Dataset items
========================================================================
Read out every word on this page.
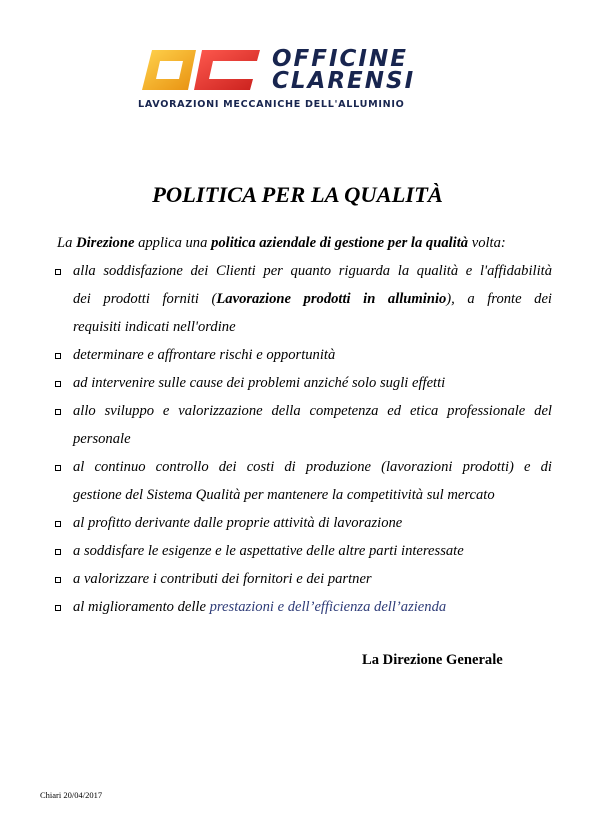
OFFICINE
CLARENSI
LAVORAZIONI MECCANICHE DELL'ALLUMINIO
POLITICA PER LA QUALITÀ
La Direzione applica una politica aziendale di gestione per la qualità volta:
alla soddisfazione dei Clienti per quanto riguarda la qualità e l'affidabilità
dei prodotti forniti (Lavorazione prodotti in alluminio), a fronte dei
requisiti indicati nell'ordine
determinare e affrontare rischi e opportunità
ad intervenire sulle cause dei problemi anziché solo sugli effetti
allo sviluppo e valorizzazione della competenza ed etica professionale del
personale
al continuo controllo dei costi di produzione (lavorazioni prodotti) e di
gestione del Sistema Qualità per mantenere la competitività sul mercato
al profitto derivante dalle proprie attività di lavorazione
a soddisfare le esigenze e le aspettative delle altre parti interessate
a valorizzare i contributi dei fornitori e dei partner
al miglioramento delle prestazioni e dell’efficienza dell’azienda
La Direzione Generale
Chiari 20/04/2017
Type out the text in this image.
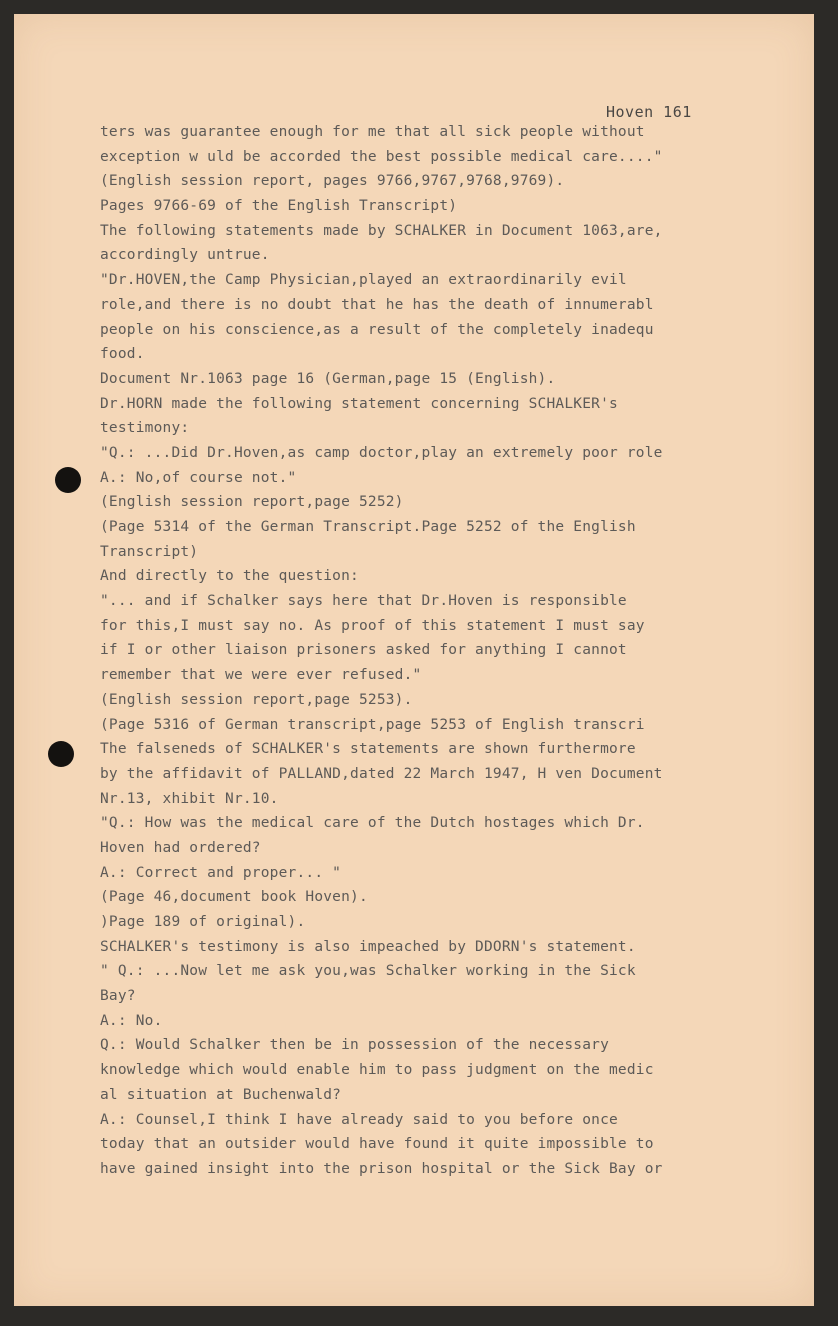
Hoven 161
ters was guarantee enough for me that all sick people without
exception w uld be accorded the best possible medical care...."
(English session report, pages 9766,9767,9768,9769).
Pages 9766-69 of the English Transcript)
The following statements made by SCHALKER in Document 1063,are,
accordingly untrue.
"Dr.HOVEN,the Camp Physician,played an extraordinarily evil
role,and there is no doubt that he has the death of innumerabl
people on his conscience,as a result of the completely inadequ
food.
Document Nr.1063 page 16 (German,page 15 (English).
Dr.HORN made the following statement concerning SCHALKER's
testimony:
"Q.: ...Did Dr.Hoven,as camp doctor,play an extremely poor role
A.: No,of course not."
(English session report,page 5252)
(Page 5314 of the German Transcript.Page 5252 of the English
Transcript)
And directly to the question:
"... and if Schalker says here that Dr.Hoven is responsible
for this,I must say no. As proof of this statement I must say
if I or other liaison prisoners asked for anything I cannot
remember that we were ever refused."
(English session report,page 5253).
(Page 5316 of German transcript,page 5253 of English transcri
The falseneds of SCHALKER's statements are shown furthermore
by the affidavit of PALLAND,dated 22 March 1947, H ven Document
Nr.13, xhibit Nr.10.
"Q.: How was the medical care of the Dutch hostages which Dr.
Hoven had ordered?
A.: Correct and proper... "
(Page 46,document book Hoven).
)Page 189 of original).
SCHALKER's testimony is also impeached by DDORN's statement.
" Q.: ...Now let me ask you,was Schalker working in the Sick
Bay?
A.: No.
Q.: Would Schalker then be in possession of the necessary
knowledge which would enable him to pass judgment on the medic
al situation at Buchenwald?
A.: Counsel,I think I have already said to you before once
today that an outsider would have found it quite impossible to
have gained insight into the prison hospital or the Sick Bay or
========================================================================
Given exercise:
Return all the entries word for word, but omit any pictures they contain.

Exercise solution:
Read out every word on this page.
OFFICINE
CLARENSI
LAVORAZIONI MECCANICHE DELL'ALLUMINIO
POLITICA PER LA QUALITÀ
La Direzione applica una politica aziendale di gestione per la qualità volta:
alla soddisfazione dei Clienti per quanto riguarda la qualità e l'affidabilità
dei prodotti forniti (Lavorazione prodotti in alluminio), a fronte dei
requisiti indicati nell'ordine
determinare e affrontare rischi e opportunità
ad intervenire sulle cause dei problemi anziché solo sugli effetti
allo sviluppo e valorizzazione della competenza ed etica professionale del
personale
al continuo controllo dei costi di produzione (lavorazioni prodotti) e di
gestione del Sistema Qualità per mantenere la competitività sul mercato
al profitto derivante dalle proprie attività di lavorazione
a soddisfare le esigenze e le aspettative delle altre parti interessate
a valorizzare i contributi dei fornitori e dei partner
al miglioramento delle prestazioni e dell’efficienza dell’azienda
La Direzione Generale
Chiari 20/04/2017
Type out the text in this image.
Hoven 161
ters was guarantee enough for me that all sick people without
exception w uld be accorded the best possible medical care...."
(English session report, pages 9766,9767,9768,9769).
Pages 9766-69 of the English Transcript)
The following statements made by SCHALKER in Document 1063,are,
accordingly untrue.
"Dr.HOVEN,the Camp Physician,played an extraordinarily evil
role,and there is no doubt that he has the death of innumerabl
people on his conscience,as a result of the completely inadequ
food.
Document Nr.1063 page 16 (German,page 15 (English).
Dr.HORN made the following statement concerning SCHALKER's
testimony:
"Q.: ...Did Dr.Hoven,as camp doctor,play an extremely poor role
A.: No,of course not."
(English session report,page 5252)
(Page 5314 of the German Transcript.Page 5252 of the English
Transcript)
And directly to the question:
"... and if Schalker says here that Dr.Hoven is responsible
for this,I must say no. As proof of this statement I must say
if I or other liaison prisoners asked for anything I cannot
remember that we were ever refused."
(English session report,page 5253).
(Page 5316 of German transcript,page 5253 of English transcri
The falseneds of SCHALKER's statements are shown furthermore
by the affidavit of PALLAND,dated 22 March 1947, H ven Document
Nr.13, xhibit Nr.10.
"Q.: How was the medical care of the Dutch hostages which Dr.
Hoven had ordered?
A.: Correct and proper... "
(Page 46,document book Hoven).
)Page 189 of original).
SCHALKER's testimony is also impeached by DDORN's statement.
" Q.: ...Now let me ask you,was Schalker working in the Sick
Bay?
A.: No.
Q.: Would Schalker then be in possession of the necessary
knowledge which would enable him to pass judgment on the medic
al situation at Buchenwald?
A.: Counsel,I think I have already said to you before once
today that an outsider would have found it quite impossible to
have gained insight into the prison hospital or the Sick Bay or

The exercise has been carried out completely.